Render the material as a JSON list of strings, one string per line with blank lines omitted, starting at the very first line and stopping after the line that contains "bar-3y [205,212,215,277]".

═══

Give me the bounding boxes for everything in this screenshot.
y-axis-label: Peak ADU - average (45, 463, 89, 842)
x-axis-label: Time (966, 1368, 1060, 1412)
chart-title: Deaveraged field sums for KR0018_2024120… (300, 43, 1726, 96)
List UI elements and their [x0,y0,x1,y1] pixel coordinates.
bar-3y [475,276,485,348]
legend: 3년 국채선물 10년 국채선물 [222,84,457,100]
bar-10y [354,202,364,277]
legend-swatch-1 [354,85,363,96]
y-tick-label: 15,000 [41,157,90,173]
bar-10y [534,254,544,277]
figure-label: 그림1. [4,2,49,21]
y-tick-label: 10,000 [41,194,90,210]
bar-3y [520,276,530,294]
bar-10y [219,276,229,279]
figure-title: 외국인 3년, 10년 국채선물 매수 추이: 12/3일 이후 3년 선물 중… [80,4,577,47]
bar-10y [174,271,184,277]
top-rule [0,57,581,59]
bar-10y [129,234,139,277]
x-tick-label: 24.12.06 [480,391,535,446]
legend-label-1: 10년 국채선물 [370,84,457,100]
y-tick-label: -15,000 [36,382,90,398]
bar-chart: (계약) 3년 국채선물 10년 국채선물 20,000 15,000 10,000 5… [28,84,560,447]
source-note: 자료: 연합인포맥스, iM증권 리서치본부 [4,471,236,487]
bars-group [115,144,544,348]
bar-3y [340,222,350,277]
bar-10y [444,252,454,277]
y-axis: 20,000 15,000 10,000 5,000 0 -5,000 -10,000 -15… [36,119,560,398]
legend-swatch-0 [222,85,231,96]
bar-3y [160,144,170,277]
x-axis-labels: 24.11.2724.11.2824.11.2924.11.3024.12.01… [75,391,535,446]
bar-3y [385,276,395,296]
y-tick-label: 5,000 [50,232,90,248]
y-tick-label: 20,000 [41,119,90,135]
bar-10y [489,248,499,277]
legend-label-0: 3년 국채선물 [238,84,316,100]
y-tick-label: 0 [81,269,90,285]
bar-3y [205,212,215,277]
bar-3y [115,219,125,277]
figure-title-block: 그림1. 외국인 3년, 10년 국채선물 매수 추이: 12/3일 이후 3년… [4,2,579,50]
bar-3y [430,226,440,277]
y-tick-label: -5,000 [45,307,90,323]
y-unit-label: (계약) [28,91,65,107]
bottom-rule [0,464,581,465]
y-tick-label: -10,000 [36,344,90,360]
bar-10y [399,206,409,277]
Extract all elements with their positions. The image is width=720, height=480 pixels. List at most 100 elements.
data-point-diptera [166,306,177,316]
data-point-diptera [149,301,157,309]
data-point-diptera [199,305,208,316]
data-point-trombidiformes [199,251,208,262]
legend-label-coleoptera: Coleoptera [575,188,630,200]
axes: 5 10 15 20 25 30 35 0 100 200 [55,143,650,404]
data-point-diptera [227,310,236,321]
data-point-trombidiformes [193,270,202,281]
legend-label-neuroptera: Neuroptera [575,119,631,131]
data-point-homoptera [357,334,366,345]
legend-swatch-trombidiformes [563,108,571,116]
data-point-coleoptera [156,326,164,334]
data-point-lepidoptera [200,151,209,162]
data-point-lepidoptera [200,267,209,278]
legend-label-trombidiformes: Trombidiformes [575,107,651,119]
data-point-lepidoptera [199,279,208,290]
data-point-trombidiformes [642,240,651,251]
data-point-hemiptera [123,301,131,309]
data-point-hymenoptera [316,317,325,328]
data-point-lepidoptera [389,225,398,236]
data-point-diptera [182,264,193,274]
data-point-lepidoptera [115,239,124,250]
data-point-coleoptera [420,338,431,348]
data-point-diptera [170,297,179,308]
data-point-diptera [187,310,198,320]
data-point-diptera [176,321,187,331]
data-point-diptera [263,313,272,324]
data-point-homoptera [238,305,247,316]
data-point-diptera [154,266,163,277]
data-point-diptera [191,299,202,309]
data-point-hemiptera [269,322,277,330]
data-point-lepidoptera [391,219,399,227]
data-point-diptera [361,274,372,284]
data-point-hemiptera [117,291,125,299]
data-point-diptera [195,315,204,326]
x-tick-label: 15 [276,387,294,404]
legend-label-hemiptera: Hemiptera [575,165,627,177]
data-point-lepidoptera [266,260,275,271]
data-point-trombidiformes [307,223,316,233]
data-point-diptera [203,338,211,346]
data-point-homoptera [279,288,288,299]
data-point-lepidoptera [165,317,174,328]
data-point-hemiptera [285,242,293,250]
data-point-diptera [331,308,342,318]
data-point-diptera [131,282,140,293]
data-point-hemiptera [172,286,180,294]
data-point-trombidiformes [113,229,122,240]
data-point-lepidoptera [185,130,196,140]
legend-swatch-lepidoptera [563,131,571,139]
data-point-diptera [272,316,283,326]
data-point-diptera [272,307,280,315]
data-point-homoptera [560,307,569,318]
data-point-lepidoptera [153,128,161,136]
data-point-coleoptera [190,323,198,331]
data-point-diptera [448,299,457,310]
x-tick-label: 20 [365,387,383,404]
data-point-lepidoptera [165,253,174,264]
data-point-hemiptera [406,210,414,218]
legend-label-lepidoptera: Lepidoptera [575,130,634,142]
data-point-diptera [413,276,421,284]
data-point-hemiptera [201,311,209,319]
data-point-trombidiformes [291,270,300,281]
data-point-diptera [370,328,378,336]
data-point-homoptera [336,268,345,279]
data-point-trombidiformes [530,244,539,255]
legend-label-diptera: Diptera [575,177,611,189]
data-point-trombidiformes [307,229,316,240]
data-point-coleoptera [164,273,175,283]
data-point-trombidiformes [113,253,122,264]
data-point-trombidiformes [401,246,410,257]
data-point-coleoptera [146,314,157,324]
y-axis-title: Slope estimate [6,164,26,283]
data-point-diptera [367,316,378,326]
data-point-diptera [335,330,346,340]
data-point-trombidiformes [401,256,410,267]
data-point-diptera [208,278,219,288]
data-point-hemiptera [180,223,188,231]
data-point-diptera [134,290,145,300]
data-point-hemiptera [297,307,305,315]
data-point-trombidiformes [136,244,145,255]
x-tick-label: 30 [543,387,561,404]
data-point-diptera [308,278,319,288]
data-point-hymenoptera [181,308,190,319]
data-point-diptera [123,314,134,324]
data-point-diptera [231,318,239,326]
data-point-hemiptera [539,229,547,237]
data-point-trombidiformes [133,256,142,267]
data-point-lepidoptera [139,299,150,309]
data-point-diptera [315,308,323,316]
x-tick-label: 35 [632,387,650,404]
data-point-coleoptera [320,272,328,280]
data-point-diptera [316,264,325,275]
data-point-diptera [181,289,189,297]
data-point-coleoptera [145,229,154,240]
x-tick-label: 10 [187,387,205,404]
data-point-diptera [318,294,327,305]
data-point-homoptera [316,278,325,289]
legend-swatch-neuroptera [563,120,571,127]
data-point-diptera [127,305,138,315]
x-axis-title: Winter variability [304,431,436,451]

═══

Output:
[
  "Give me the bounding boxes for everything in this screenshot.",
  "y-axis-label: Peak ADU - average (45, 463, 89, 842)",
  "x-axis-label: Time (966, 1368, 1060, 1412)",
  "chart-title: Deaveraged field sums for KR0018_2024120… (300, 43, 1726, 96)",
  "List UI elements and their [x0,y0,x1,y1] pixel coordinates.",
  "bar-3y [475,276,485,348]",
  "legend: 3년 국채선물 10년 국채선물 [222,84,457,100]",
  "bar-10y [354,202,364,277]",
  "legend-swatch-1 [354,85,363,96]",
  "y-tick-label: 15,000 [41,157,90,173]",
  "bar-10y [534,254,544,277]",
  "figure-label: 그림1. [4,2,49,21]",
  "y-tick-label: 10,000 [41,194,90,210]",
  "bar-3y [520,276,530,294]",
  "bar-10y [219,276,229,279]",
  "figure-title: 외국인 3년, 10년 국채선물 매수 추이: 12/3일 이후 3년 선물 중… [80,4,577,47]",
  "bar-10y [174,271,184,277]",
  "top-rule [0,57,581,59]",
  "bar-10y [129,234,139,277]",
  "x-tick-label: 24.12.06 [480,391,535,446]",
  "legend-label-1: 10년 국채선물 [370,84,457,100]",
  "y-tick-label: -15,000 [36,382,90,398]",
  "bar-chart: (계약) 3년 국채선물 10년 국채선물 20,000 15,000 10,000 5… [28,84,560,447]",
  "source-note: 자료: 연합인포맥스, iM증권 리서치본부 [4,471,236,487]",
  "bars-group [115,144,544,348]",
  "bar-3y [340,222,350,277]",
  "bar-10y [444,252,454,277]",
  "y-axis: 20,000 15,000 10,000 5,000 0 -5,000 -10,000 -15… [36,119,560,398]",
  "legend-swatch-0 [222,85,231,96]",
  "bar-3y [160,144,170,277]",
  "x-axis-labels: 24.11.2724.11.2824.11.2924.11.3024.12.01… [75,391,535,446]",
  "bar-3y [385,276,395,296]",
  "y-tick-label: 5,000 [50,232,90,248]",
  "y-tick-label: 20,000 [41,119,90,135]",
  "bar-10y [489,248,499,277]",
  "legend-label-0: 3년 국채선물 [238,84,316,100]",
  "y-tick-label: 0 [81,269,90,285]",
  "bar-3y [205,212,215,277]"
]